── Exercise inputs ──
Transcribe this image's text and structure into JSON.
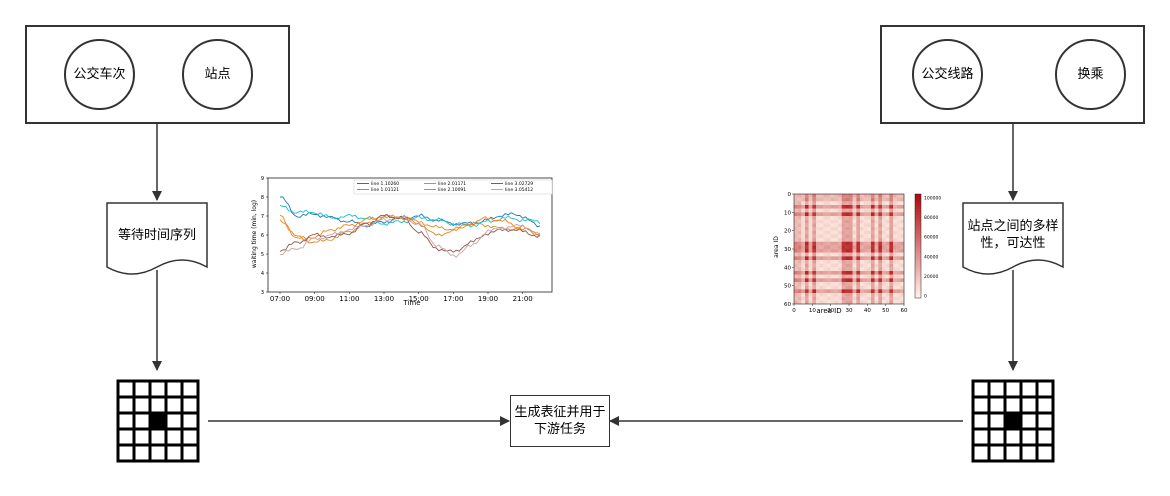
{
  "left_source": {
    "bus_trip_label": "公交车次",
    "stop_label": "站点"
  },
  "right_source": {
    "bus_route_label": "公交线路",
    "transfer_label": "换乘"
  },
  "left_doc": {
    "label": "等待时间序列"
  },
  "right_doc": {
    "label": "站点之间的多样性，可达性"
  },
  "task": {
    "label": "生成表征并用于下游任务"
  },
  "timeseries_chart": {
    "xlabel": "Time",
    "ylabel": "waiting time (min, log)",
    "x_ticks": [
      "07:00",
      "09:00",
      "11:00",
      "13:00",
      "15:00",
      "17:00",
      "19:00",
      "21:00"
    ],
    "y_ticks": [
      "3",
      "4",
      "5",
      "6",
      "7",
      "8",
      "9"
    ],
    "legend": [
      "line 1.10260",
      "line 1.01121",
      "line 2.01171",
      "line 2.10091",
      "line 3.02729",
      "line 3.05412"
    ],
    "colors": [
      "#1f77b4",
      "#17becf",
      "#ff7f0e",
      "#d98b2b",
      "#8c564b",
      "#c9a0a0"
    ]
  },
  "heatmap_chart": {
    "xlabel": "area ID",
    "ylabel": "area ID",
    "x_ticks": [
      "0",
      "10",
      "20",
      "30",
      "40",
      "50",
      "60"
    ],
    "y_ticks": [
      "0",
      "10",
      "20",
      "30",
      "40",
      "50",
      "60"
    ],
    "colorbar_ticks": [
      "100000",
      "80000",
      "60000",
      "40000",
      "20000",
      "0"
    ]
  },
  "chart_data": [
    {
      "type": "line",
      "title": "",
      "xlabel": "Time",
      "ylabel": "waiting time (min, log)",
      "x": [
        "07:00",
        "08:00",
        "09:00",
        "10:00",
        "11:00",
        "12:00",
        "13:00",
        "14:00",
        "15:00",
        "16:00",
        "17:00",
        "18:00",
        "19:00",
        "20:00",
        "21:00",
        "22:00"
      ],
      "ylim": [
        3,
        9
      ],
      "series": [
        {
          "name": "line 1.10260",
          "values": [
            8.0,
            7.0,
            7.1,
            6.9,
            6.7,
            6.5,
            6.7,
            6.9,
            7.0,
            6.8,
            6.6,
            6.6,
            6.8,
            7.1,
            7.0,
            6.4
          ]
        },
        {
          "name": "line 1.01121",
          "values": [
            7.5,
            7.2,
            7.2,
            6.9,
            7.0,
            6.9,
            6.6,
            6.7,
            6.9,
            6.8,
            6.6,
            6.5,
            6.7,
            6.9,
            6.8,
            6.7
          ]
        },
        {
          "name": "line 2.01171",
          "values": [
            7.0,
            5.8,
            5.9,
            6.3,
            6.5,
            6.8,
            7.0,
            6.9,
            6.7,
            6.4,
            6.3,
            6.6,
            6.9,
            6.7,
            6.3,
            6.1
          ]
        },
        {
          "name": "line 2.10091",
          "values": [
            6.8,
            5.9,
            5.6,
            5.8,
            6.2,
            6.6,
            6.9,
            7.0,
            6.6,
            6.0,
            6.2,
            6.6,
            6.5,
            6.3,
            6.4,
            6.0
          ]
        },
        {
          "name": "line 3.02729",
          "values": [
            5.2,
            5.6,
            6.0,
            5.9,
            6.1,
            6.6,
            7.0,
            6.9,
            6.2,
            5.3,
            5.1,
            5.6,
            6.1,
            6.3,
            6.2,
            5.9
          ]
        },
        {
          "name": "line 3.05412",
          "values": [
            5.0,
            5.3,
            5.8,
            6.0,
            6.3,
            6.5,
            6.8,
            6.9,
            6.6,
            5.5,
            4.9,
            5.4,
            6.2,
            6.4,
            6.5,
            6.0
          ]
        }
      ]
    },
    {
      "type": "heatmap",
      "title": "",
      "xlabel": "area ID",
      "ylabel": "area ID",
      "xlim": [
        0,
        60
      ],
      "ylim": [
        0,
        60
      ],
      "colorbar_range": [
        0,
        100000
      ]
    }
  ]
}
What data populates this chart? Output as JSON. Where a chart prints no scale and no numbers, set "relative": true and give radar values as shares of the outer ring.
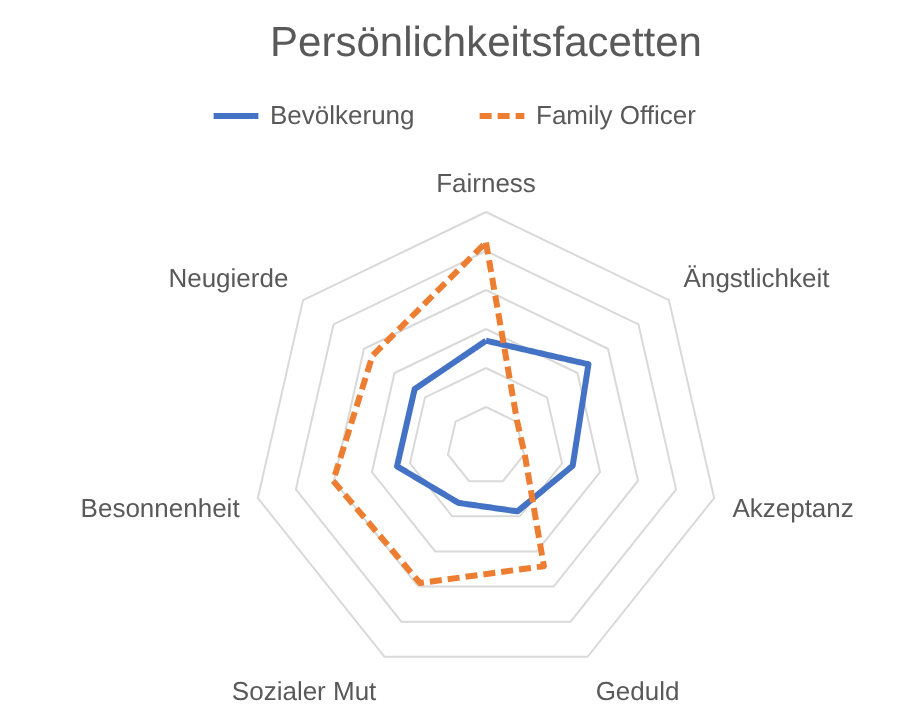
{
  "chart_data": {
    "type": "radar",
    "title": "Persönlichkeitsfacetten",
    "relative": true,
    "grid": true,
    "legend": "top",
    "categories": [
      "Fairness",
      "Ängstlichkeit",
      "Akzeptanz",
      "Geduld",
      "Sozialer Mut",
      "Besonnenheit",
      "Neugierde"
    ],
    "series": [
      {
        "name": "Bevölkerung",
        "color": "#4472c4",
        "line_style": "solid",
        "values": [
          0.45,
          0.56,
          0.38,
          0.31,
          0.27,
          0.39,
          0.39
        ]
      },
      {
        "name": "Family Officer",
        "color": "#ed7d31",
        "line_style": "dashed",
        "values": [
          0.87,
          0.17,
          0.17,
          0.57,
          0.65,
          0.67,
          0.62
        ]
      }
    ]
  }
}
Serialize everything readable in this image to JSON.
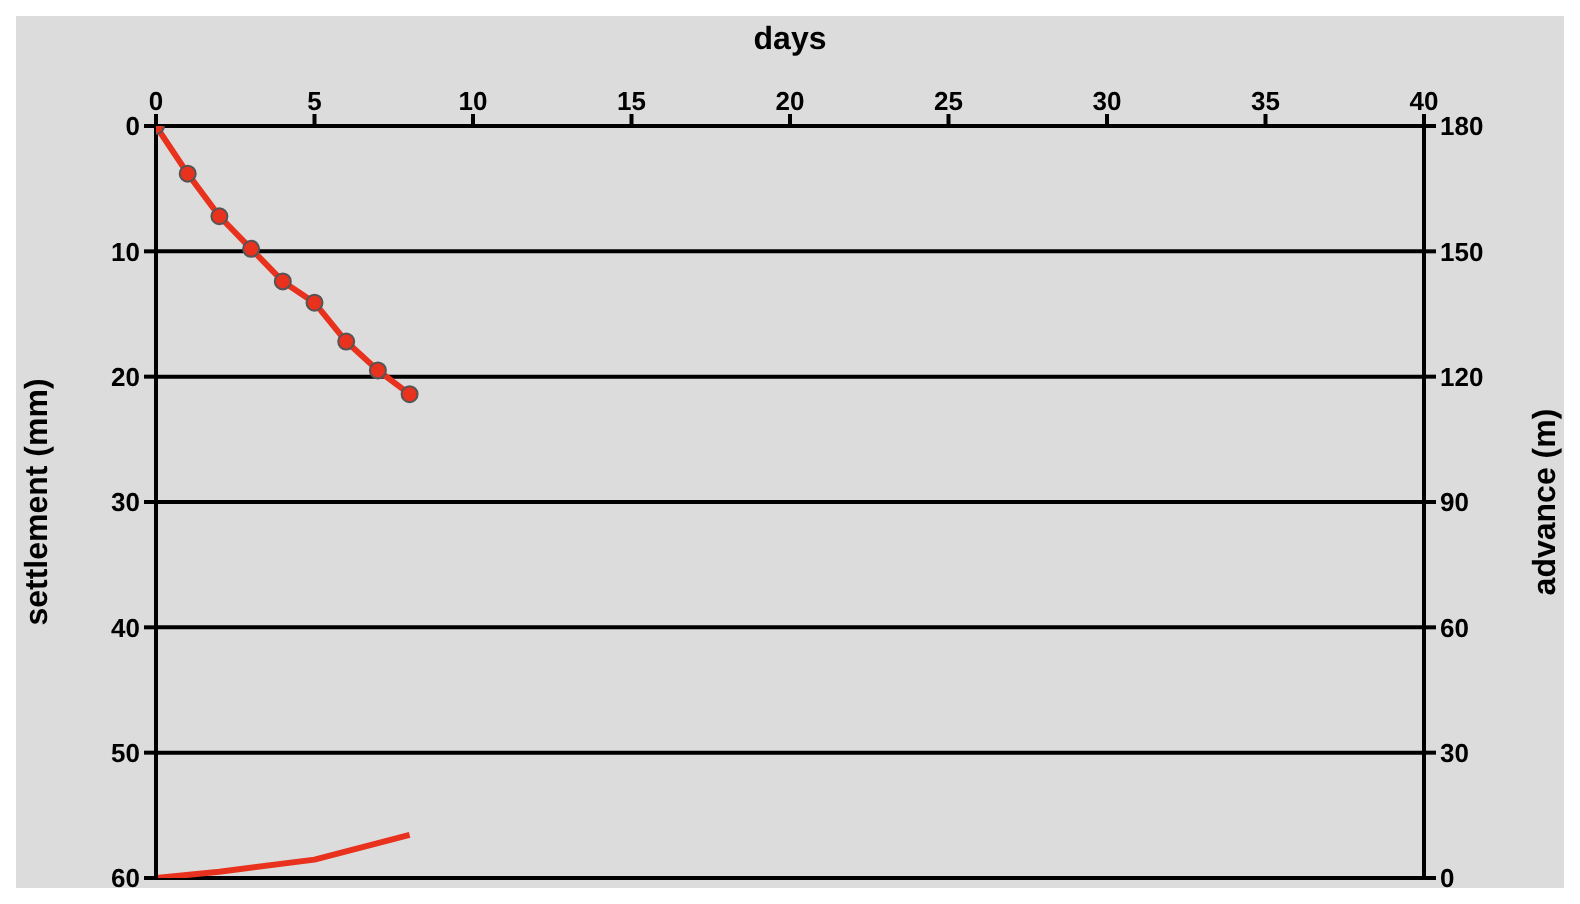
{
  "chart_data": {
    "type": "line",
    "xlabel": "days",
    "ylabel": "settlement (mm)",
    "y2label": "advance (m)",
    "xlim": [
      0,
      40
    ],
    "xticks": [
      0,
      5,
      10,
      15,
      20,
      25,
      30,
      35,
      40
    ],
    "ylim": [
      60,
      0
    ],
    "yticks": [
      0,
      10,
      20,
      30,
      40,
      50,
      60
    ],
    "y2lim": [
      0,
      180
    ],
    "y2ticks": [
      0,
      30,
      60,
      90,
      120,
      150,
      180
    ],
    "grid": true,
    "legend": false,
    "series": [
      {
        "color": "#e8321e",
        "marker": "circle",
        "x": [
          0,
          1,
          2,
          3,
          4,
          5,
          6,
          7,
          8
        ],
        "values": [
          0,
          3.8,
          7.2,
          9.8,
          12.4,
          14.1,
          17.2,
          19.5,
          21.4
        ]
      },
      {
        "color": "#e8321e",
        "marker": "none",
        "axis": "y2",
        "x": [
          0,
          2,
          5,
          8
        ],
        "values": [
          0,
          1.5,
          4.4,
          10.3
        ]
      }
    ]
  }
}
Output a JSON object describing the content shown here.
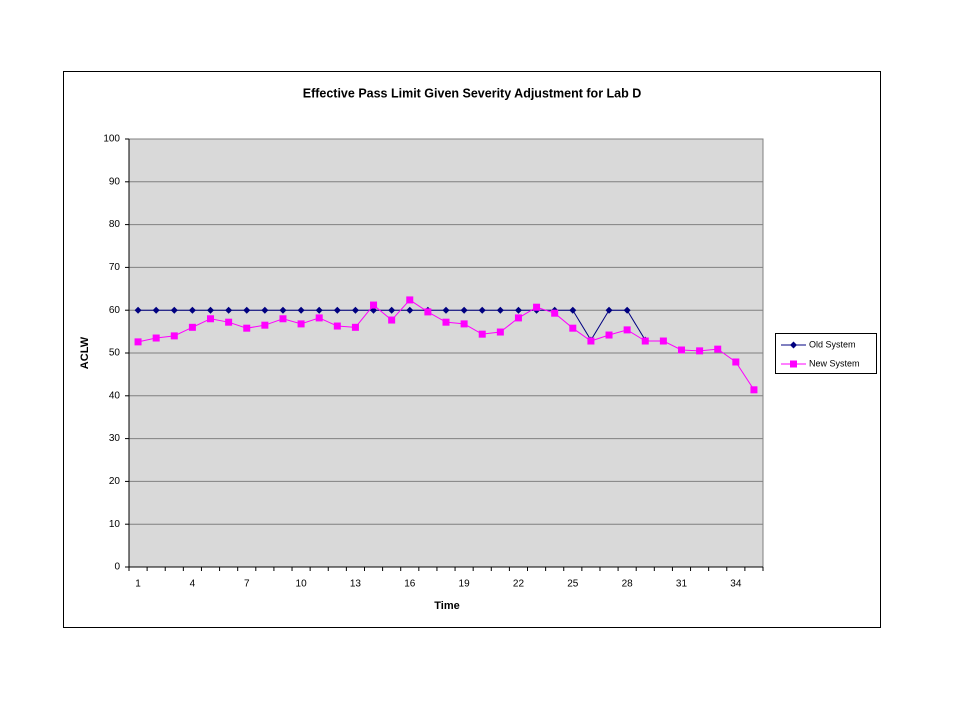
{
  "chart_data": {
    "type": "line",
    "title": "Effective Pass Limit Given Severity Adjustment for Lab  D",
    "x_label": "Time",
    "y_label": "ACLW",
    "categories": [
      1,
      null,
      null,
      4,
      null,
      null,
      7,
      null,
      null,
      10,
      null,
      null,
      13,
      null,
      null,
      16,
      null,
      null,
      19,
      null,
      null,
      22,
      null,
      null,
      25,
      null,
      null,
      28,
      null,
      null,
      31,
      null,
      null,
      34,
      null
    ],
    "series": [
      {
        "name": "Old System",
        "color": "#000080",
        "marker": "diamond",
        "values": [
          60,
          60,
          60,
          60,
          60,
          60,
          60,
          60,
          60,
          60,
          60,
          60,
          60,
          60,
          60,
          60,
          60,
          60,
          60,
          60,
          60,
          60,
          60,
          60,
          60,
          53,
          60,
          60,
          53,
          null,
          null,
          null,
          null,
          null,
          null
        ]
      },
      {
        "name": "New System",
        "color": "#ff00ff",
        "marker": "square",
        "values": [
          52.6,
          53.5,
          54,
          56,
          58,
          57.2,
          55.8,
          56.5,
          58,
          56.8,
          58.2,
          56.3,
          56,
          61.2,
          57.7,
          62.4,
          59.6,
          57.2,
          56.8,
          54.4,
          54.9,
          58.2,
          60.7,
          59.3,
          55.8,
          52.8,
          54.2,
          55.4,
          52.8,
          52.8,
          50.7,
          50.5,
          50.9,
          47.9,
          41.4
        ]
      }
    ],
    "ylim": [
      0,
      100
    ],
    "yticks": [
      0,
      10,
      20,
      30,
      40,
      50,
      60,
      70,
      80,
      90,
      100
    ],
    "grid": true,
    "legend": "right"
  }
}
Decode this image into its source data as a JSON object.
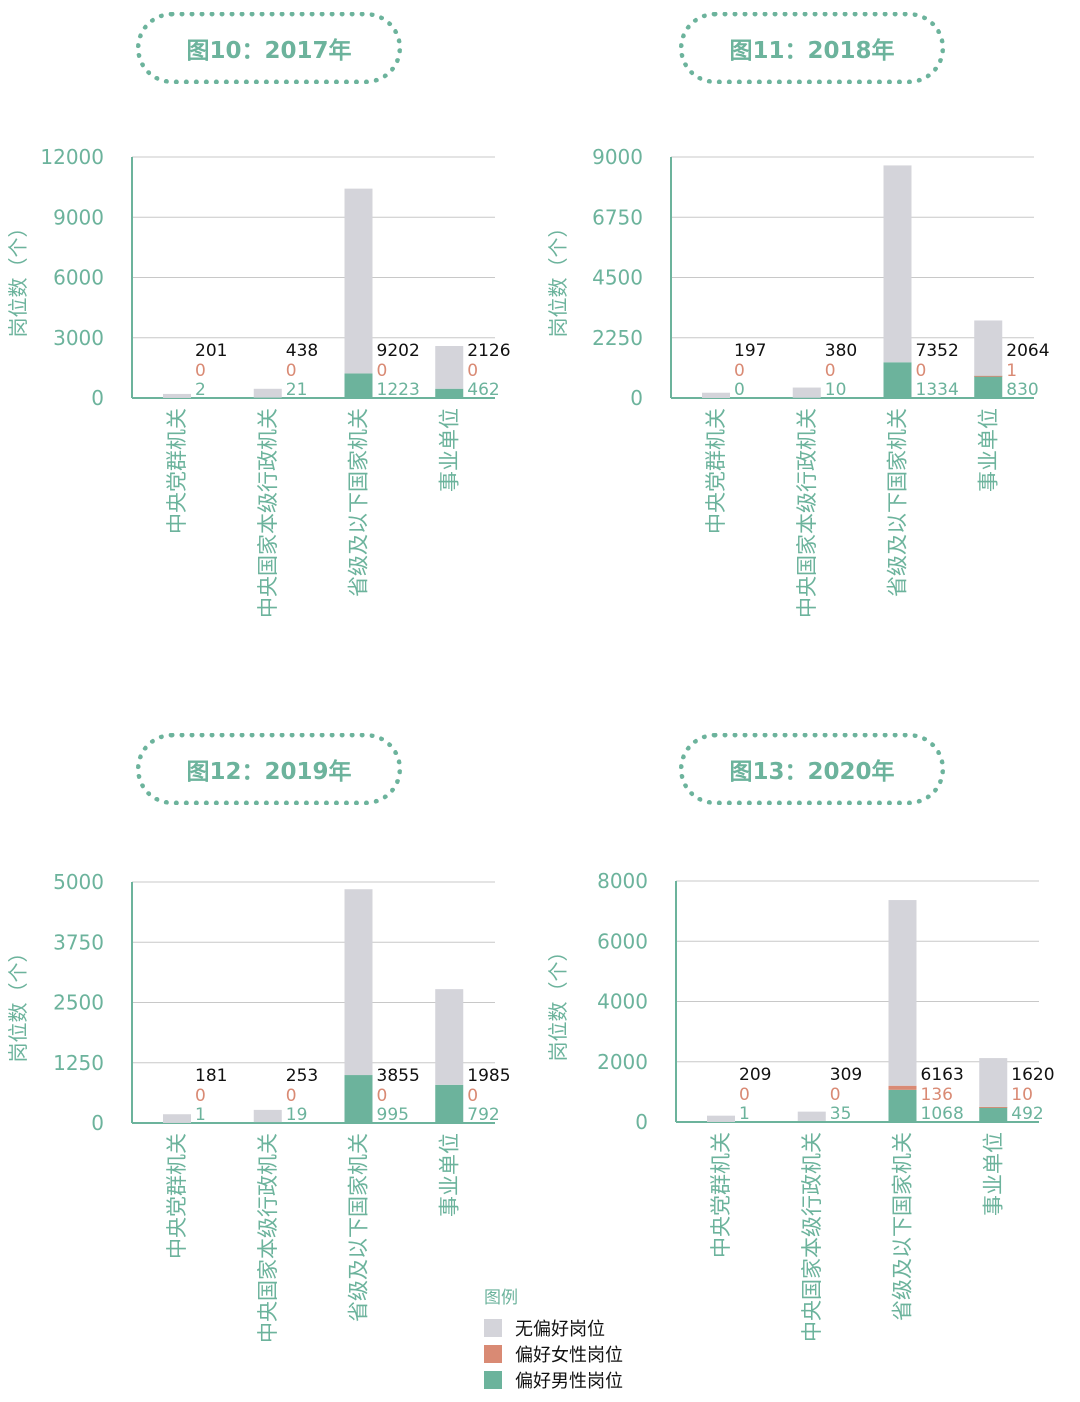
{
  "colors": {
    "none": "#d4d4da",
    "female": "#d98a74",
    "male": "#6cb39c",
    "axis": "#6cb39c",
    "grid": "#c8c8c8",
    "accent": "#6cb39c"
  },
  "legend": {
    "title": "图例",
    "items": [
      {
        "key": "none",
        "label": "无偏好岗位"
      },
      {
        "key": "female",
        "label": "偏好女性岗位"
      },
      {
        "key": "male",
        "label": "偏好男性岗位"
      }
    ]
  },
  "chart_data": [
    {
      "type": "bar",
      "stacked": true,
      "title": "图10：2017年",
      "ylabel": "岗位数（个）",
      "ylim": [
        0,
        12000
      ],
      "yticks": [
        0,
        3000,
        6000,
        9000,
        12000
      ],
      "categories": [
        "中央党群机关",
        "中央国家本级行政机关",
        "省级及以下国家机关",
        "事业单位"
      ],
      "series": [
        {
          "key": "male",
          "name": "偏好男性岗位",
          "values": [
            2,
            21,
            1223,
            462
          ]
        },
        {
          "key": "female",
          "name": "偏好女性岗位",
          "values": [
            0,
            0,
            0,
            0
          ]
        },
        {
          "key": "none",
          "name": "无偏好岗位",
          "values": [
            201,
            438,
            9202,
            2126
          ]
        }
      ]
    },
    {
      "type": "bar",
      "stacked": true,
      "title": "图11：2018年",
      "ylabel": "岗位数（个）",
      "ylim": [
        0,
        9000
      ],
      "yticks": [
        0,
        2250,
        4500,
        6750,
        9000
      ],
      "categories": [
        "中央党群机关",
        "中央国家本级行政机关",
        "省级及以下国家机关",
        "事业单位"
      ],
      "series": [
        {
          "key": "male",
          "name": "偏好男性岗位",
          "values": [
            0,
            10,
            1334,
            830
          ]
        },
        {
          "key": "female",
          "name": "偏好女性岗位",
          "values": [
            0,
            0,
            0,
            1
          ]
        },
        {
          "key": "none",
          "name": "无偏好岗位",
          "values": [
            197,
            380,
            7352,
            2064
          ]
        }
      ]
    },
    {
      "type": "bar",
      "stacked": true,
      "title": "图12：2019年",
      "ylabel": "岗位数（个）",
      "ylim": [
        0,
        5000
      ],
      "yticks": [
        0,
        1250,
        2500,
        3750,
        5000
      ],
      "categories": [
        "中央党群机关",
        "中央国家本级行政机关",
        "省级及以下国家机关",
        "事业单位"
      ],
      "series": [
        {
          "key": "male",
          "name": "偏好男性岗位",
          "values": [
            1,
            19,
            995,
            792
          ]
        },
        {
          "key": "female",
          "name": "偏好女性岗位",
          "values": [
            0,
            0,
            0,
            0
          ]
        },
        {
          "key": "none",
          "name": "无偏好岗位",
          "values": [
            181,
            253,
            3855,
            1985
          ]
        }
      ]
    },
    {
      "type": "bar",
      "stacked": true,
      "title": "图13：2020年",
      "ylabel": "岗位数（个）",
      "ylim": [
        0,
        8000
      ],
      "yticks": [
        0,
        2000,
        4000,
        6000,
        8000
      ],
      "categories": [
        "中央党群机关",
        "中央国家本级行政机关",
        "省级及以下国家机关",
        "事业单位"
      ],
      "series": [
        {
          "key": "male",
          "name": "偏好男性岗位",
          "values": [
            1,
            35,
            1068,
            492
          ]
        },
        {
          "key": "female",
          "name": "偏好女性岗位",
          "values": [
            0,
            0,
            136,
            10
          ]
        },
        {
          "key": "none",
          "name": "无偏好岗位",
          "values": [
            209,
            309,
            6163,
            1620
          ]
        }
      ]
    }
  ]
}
───
- **Directions**: State how many lines in the entries above include the word "image"; reply with the number alone.

- **Solution to this problem**: 3